TASK PROMPT: Reproduce every entry that follows word for word, but omit the images.

WORKING DATA:

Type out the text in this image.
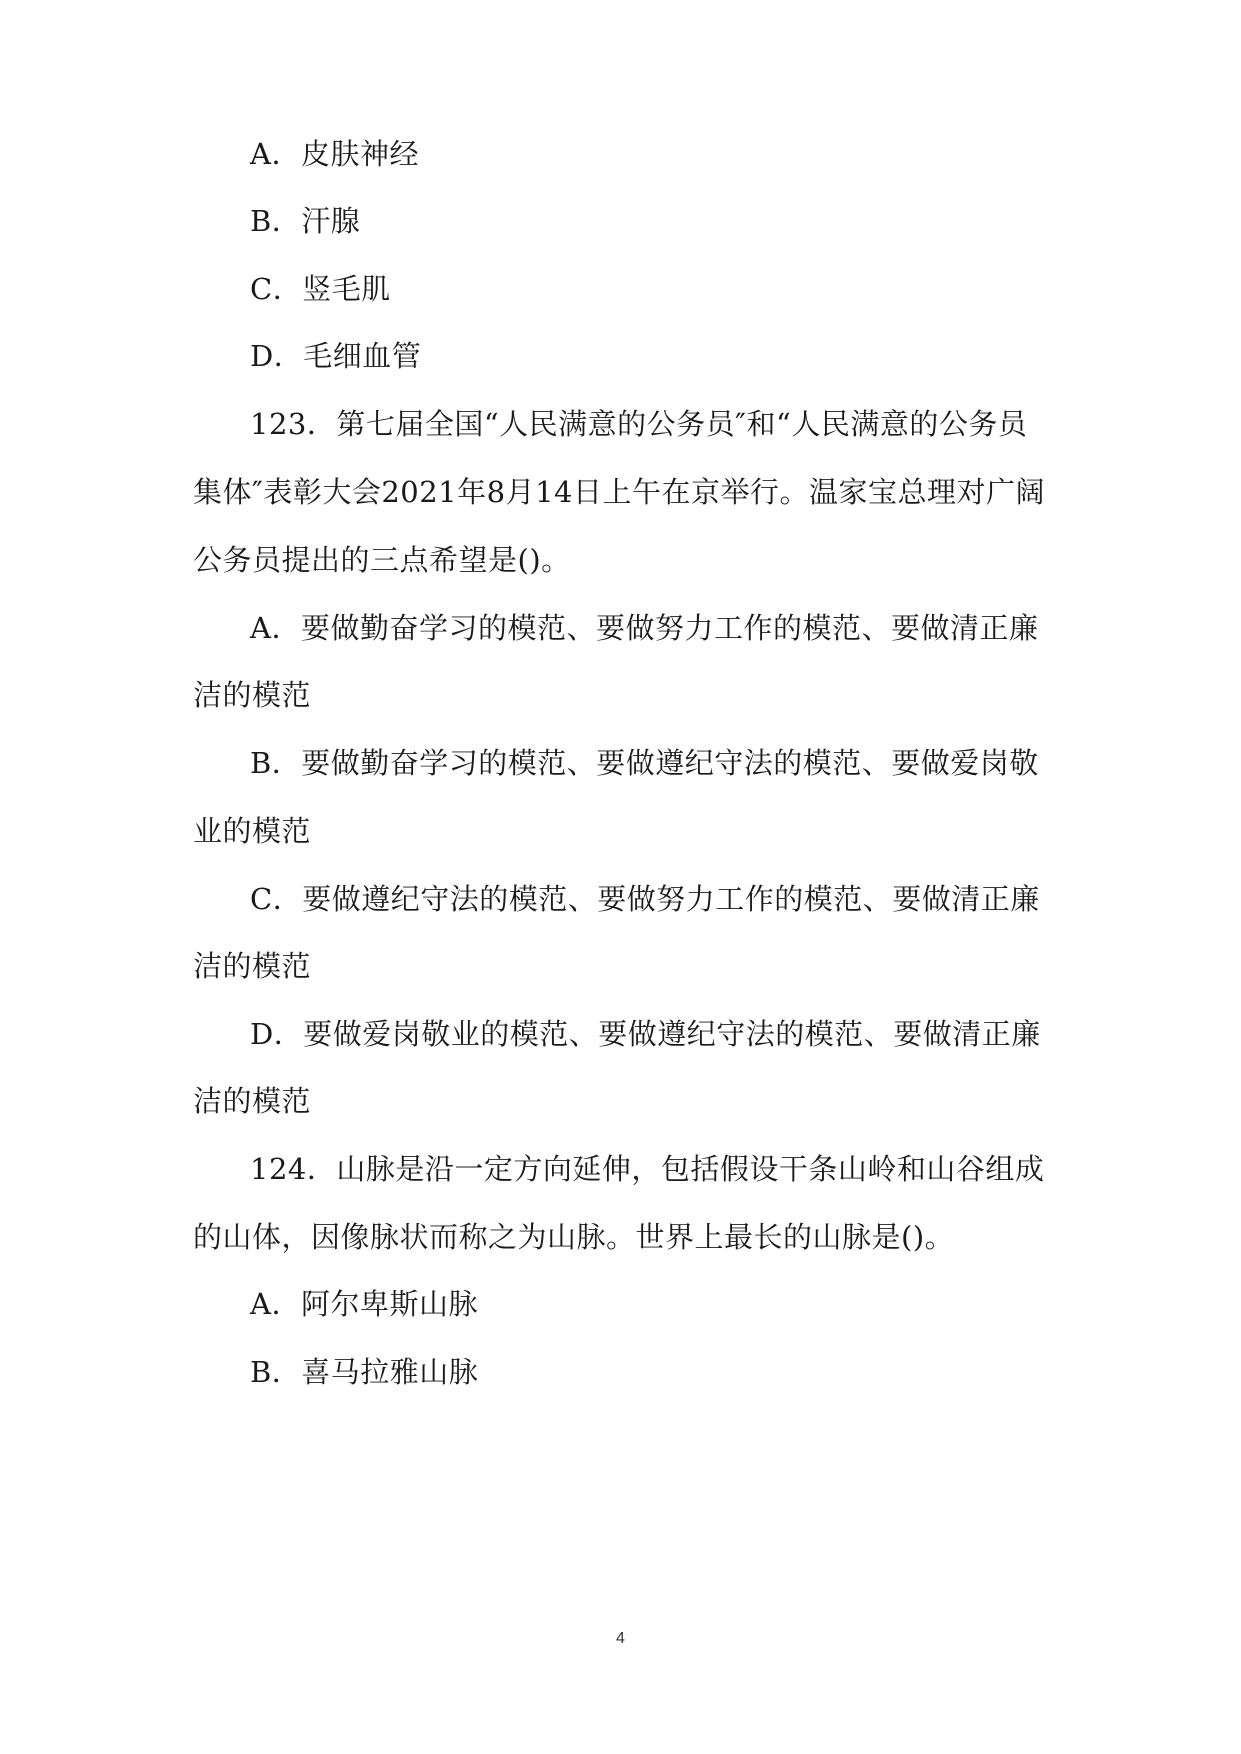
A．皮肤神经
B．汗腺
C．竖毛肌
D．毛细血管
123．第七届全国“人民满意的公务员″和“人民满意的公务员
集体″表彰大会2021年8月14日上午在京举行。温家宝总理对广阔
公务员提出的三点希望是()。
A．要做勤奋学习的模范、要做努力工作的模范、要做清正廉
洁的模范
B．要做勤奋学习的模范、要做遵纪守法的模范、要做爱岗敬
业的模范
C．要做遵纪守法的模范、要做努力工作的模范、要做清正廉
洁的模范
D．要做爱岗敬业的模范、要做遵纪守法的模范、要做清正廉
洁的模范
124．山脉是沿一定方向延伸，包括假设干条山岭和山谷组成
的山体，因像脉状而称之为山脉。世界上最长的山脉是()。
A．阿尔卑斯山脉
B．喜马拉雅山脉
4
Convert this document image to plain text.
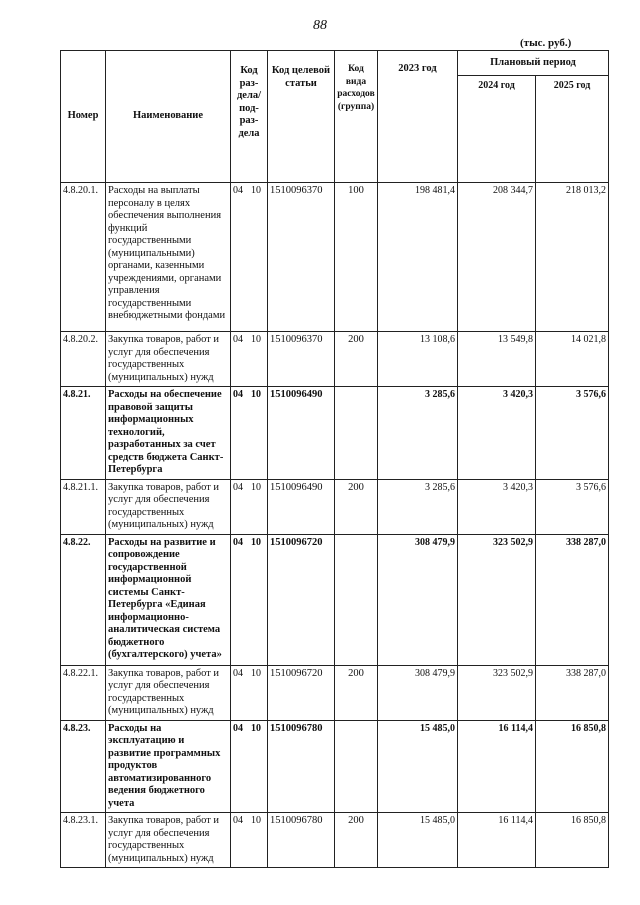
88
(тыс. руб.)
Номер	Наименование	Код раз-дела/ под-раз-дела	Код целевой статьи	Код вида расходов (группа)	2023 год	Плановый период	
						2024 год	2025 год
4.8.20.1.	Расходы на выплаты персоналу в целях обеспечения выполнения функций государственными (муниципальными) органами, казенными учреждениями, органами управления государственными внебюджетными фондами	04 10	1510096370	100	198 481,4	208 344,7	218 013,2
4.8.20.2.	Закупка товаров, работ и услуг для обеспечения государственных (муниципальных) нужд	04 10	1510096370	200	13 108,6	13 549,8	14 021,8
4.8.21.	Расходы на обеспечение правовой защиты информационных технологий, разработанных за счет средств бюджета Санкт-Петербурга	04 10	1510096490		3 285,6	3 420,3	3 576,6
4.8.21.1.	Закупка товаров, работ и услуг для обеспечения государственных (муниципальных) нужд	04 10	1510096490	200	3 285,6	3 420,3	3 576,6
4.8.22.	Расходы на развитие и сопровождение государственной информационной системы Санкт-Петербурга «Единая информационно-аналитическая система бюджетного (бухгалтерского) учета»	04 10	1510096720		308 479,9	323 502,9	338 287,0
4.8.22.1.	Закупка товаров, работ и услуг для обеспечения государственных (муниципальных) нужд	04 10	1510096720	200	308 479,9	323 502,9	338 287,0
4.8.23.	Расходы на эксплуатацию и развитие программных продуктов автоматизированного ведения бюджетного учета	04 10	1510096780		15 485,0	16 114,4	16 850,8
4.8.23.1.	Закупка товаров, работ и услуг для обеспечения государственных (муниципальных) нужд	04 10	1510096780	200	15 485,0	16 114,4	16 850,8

SOLUTION FOR THIS TASK:
Type out the text in this image.
A．皮肤神经
B．汗腺
C．竖毛肌
D．毛细血管
123．第七届全国“人民满意的公务员″和“人民满意的公务员
集体″表彰大会2021年8月14日上午在京举行。温家宝总理对广阔
公务员提出的三点希望是()。
A．要做勤奋学习的模范、要做努力工作的模范、要做清正廉
洁的模范
B．要做勤奋学习的模范、要做遵纪守法的模范、要做爱岗敬
业的模范
C．要做遵纪守法的模范、要做努力工作的模范、要做清正廉
洁的模范
D．要做爱岗敬业的模范、要做遵纪守法的模范、要做清正廉
洁的模范
124．山脉是沿一定方向延伸，包括假设干条山岭和山谷组成
的山体，因像脉状而称之为山脉。世界上最长的山脉是()。
A．阿尔卑斯山脉
B．喜马拉雅山脉
4
Convert this document image to plain text.
88
(тыс. руб.)
Номер	Наименование	Код раз-дела/ под-раз-дела	Код целевой статьи	Код вида расходов (группа)	2023 год	Плановый период	
						2024 год	2025 год
4.8.20.1.	Расходы на выплаты персоналу в целях обеспечения выполнения функций государственными (муниципальными) органами, казенными учреждениями, органами управления государственными внебюджетными фондами	04 10	1510096370	100	198 481,4	208 344,7	218 013,2
4.8.20.2.	Закупка товаров, работ и услуг для обеспечения государственных (муниципальных) нужд	04 10	1510096370	200	13 108,6	13 549,8	14 021,8
4.8.21.	Расходы на обеспечение правовой защиты информационных технологий, разработанных за счет средств бюджета Санкт-Петербурга	04 10	1510096490		3 285,6	3 420,3	3 576,6
4.8.21.1.	Закупка товаров, работ и услуг для обеспечения государственных (муниципальных) нужд	04 10	1510096490	200	3 285,6	3 420,3	3 576,6
4.8.22.	Расходы на развитие и сопровождение государственной информационной системы Санкт-Петербурга «Единая информационно-аналитическая система бюджетного (бухгалтерского) учета»	04 10	1510096720		308 479,9	323 502,9	338 287,0
4.8.22.1.	Закупка товаров, работ и услуг для обеспечения государственных (муниципальных) нужд	04 10	1510096720	200	308 479,9	323 502,9	338 287,0
4.8.23.	Расходы на эксплуатацию и развитие программных продуктов автоматизированного ведения бюджетного учета	04 10	1510096780		15 485,0	16 114,4	16 850,8
4.8.23.1.	Закупка товаров, работ и услуг для обеспечения государственных (муниципальных) нужд	04 10	1510096780	200	15 485,0	16 114,4	16 850,8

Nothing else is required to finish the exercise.